╔══

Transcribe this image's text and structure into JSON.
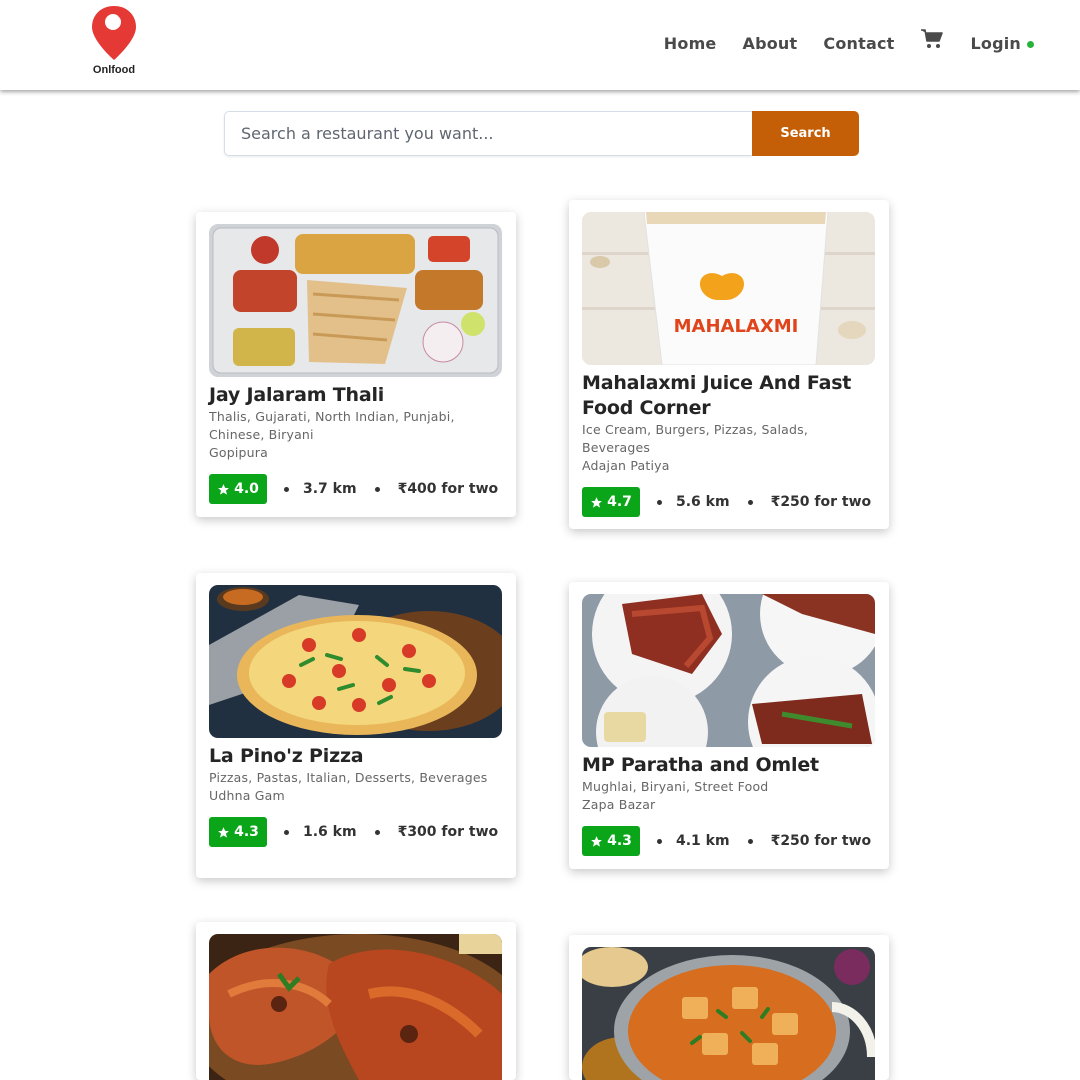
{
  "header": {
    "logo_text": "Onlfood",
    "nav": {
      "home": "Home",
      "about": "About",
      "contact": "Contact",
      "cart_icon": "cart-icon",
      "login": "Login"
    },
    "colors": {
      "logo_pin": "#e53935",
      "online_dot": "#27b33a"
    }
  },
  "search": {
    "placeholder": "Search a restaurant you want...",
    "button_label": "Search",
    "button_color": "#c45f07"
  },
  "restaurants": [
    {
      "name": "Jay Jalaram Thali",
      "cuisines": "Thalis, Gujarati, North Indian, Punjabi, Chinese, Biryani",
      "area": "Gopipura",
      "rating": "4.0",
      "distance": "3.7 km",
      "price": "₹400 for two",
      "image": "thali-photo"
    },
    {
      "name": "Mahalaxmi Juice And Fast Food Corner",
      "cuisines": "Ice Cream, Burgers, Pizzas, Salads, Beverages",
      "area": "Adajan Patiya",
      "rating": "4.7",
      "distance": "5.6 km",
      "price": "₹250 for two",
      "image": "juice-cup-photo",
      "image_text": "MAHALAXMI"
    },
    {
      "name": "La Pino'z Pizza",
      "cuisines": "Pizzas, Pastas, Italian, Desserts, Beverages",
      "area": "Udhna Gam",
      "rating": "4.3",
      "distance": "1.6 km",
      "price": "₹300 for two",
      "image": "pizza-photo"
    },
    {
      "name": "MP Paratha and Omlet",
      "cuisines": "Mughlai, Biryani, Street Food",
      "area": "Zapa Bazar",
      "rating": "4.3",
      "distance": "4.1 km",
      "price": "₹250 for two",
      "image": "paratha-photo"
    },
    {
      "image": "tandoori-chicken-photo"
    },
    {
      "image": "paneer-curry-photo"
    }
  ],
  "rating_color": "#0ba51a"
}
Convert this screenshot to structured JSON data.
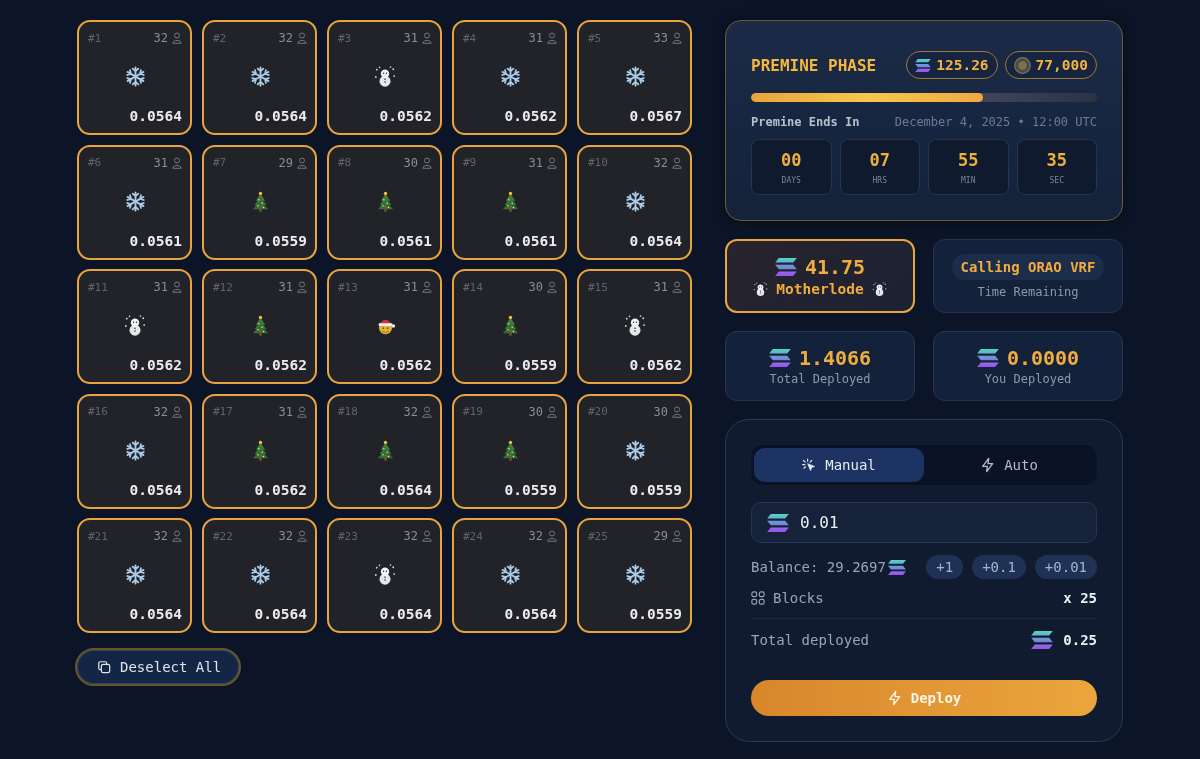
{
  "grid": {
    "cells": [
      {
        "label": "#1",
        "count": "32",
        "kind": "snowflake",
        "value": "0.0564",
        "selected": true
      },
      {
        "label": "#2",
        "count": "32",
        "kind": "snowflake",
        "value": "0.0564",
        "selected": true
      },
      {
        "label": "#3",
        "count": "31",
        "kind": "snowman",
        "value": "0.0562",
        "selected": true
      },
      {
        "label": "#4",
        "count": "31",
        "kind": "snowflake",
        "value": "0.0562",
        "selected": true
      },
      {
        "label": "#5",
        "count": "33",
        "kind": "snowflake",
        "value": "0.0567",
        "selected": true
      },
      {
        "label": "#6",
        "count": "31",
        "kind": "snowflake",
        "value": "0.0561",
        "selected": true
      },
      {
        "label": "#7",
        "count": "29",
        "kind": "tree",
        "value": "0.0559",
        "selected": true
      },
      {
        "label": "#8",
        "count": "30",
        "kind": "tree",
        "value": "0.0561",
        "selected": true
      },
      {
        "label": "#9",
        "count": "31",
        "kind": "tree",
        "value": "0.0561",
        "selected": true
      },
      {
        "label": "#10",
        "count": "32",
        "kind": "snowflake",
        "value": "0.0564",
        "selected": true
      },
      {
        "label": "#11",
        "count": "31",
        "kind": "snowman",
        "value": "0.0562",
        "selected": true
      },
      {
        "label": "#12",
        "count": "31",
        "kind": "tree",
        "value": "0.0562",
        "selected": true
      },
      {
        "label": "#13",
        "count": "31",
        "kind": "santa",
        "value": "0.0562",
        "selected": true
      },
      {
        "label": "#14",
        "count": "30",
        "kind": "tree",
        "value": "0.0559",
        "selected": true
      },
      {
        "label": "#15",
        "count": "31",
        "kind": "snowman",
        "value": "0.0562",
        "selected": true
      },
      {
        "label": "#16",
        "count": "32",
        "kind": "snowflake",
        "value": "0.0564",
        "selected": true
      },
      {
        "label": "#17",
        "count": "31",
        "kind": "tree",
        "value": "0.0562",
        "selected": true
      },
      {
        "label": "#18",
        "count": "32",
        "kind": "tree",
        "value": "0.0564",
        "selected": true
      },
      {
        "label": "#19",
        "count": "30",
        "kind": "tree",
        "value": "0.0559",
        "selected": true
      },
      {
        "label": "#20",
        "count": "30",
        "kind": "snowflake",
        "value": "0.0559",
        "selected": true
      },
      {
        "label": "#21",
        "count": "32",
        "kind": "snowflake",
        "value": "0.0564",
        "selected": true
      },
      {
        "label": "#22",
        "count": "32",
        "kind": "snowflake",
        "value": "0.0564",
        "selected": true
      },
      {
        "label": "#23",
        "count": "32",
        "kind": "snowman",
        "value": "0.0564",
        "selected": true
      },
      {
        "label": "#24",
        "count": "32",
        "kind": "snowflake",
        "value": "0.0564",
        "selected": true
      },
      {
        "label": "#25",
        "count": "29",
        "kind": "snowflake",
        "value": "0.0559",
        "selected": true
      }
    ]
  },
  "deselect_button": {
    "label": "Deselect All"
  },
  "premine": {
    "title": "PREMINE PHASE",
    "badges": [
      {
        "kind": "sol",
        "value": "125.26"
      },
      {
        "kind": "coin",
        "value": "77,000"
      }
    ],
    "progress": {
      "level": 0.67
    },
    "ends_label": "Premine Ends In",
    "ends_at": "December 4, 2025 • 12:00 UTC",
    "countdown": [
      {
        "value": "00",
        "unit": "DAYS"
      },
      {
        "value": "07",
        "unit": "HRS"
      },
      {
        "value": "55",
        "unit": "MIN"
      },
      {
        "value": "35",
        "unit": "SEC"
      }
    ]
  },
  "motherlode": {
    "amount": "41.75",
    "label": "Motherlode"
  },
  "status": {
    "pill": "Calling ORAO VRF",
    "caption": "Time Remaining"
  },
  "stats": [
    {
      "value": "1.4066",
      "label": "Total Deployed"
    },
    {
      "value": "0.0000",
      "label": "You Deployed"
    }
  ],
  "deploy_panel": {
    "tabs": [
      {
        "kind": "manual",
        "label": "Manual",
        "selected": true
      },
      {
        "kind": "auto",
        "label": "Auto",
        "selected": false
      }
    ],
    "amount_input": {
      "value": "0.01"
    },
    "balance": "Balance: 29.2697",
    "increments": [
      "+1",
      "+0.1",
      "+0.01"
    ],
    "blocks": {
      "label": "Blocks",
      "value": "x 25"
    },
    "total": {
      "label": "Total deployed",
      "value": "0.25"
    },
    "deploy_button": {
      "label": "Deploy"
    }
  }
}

╚══
╔══

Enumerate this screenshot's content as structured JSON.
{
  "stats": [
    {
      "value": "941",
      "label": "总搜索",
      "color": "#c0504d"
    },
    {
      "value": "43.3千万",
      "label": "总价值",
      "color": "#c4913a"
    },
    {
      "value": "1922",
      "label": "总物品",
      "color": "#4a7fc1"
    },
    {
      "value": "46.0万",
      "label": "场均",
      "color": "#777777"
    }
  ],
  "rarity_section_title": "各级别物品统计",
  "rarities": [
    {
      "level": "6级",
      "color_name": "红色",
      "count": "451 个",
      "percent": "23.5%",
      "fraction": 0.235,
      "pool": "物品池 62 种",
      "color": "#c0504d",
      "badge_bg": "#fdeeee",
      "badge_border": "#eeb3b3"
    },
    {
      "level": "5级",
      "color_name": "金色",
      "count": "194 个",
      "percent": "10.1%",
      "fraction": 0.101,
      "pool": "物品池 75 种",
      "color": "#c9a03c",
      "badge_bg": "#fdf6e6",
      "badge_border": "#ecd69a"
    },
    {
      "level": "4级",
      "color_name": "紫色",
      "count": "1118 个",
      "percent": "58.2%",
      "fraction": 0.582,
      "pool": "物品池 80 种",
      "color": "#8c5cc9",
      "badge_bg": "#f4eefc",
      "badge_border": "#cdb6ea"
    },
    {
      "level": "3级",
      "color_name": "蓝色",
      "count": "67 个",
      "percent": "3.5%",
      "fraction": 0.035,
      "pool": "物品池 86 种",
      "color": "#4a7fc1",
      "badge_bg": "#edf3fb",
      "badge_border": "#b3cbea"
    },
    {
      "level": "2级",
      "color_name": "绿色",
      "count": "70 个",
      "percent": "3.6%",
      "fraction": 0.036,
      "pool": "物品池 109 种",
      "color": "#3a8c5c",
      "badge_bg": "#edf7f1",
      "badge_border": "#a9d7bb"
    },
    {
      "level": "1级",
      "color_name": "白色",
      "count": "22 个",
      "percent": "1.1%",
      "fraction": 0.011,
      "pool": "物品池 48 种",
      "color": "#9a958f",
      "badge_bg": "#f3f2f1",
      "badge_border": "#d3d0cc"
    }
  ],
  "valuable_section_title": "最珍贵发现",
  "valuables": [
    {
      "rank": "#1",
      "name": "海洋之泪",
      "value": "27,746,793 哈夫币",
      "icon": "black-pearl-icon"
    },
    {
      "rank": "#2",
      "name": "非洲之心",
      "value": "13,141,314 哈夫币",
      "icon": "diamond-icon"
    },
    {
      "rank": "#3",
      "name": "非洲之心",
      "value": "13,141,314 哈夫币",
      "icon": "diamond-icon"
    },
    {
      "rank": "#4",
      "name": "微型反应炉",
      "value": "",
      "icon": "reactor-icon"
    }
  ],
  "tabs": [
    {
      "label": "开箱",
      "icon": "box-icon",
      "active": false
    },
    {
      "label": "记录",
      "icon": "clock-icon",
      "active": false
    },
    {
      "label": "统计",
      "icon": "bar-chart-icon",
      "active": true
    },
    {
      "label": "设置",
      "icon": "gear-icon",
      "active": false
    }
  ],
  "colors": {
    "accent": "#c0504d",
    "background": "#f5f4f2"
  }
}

╚══
╔══

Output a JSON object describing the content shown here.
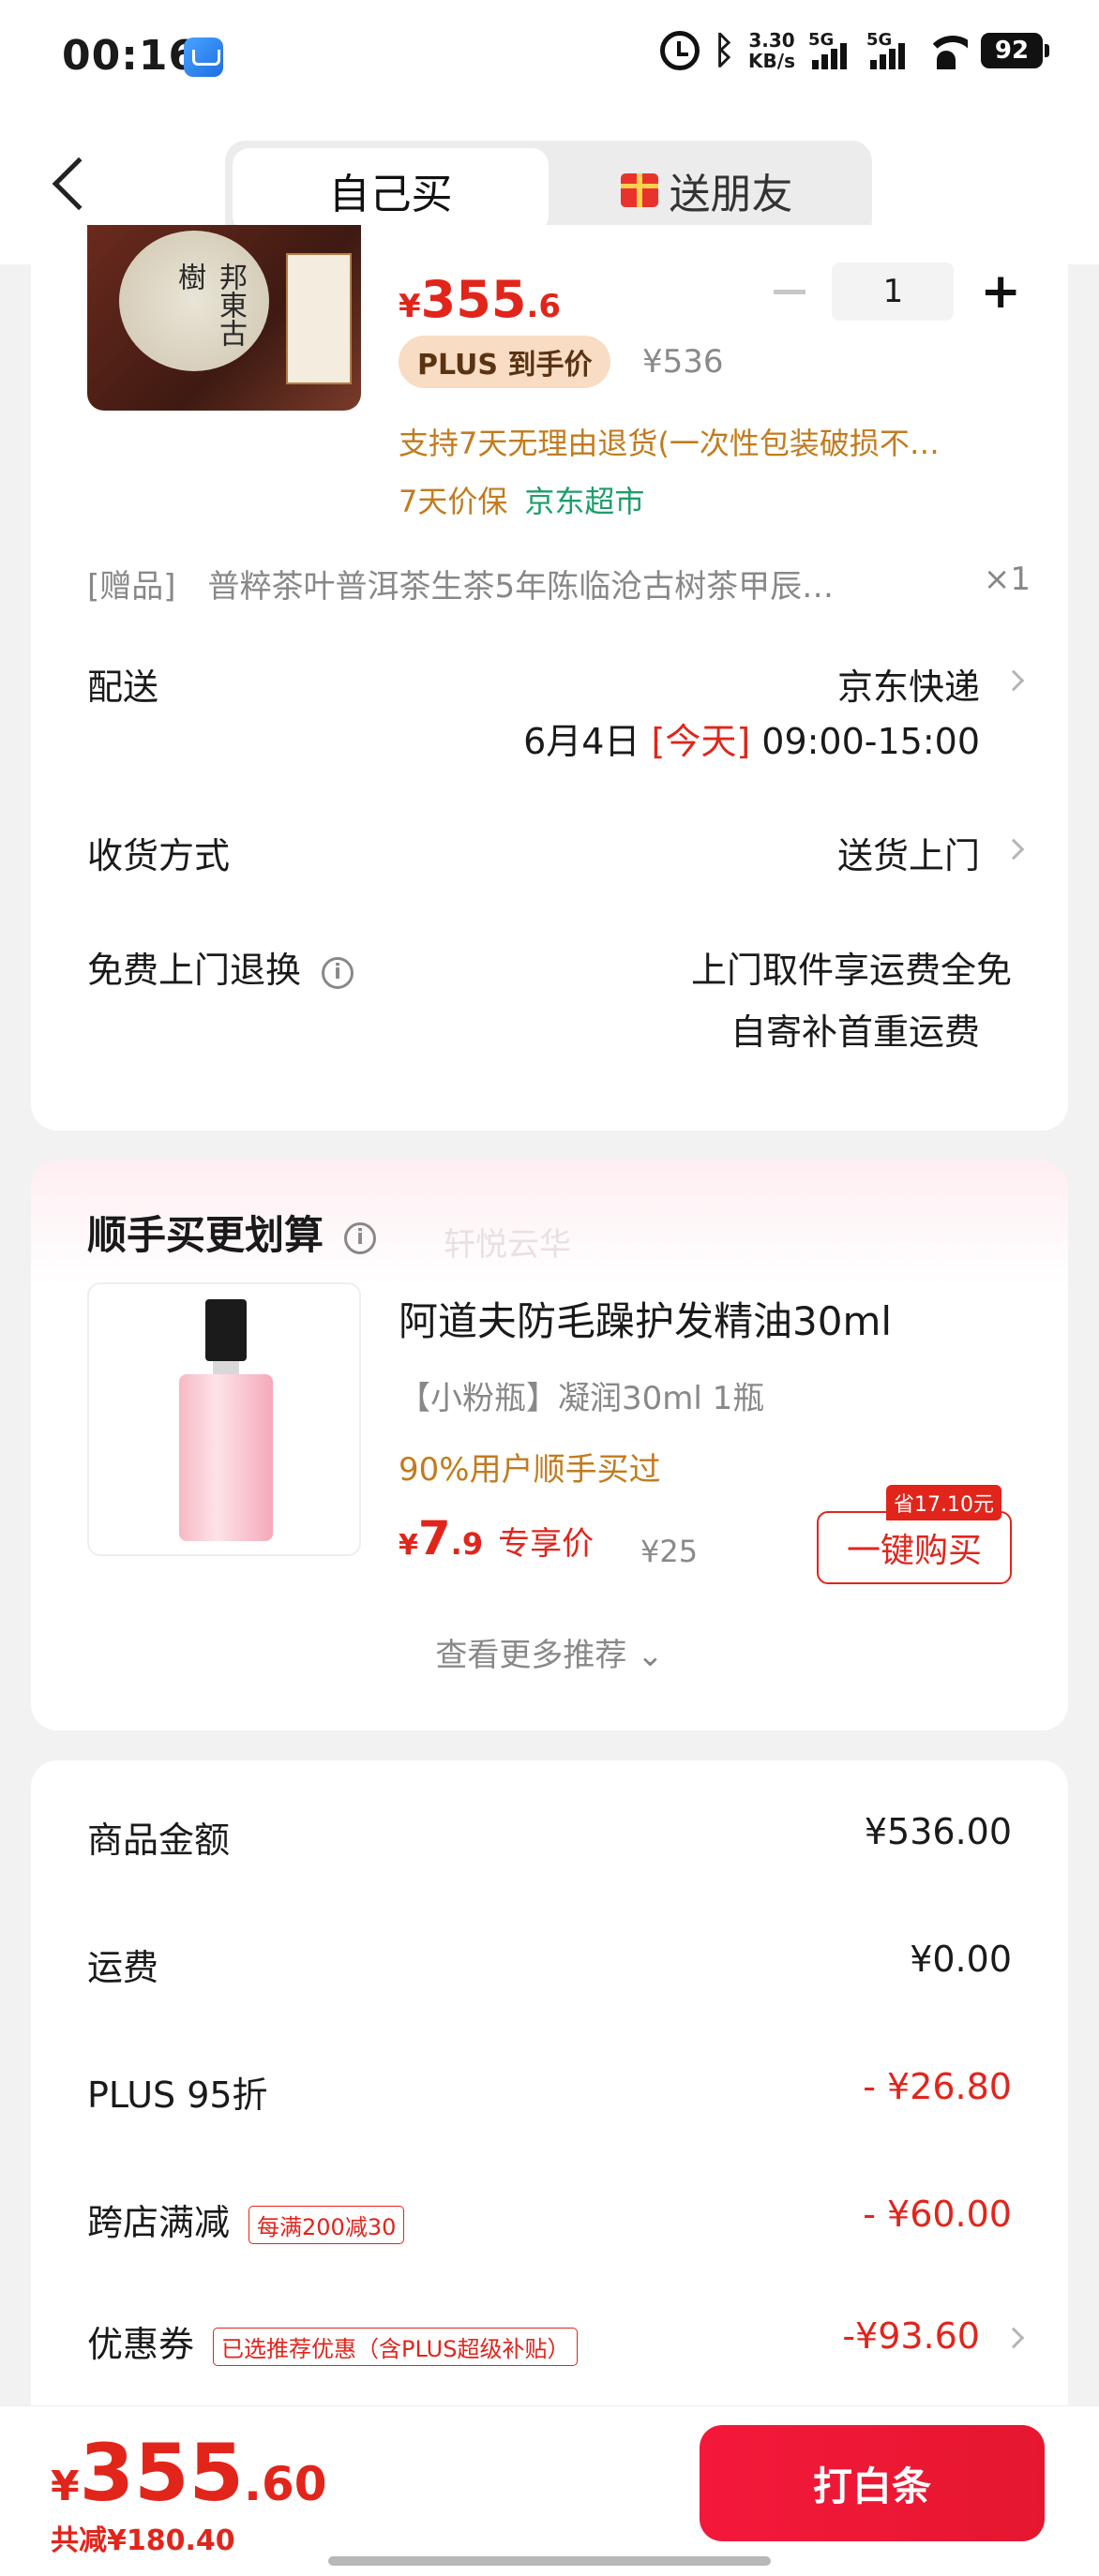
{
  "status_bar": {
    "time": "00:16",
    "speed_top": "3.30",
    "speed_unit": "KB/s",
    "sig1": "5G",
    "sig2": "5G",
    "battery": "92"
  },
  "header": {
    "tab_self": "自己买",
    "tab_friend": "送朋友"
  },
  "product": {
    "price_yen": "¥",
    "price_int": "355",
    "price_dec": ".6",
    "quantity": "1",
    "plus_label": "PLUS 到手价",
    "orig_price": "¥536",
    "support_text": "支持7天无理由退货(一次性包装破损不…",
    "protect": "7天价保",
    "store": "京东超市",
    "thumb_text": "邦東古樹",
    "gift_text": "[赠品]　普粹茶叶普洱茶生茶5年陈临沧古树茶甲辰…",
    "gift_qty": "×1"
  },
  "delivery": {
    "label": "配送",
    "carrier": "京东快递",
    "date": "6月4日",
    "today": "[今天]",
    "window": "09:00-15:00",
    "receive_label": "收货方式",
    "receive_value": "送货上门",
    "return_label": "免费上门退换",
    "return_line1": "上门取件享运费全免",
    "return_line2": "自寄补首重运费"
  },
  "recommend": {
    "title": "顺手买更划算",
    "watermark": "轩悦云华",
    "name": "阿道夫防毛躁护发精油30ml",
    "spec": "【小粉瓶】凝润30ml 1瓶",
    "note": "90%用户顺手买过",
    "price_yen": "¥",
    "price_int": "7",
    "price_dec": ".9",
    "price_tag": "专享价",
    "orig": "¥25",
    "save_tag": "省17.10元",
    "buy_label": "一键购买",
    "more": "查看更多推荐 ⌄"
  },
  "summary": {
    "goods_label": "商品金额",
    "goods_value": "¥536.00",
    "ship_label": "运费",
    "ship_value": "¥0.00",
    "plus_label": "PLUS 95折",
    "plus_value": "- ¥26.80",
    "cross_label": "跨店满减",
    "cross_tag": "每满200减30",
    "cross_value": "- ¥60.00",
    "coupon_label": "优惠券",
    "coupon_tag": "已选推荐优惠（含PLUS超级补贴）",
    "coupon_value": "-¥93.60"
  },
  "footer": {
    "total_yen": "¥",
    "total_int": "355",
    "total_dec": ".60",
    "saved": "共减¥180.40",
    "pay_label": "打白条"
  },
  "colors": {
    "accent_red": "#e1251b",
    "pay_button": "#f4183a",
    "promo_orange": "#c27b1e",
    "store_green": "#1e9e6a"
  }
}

╚══

● **What needs to be done**
Go through the listing above and list every line that has the word "level".

● **Task answer**
      "level": 0.67
      "level": "6级",
      "level": "5级",
      "level": "4级",
      "level": "3级",
      "level": "2级",
      "level": "1级",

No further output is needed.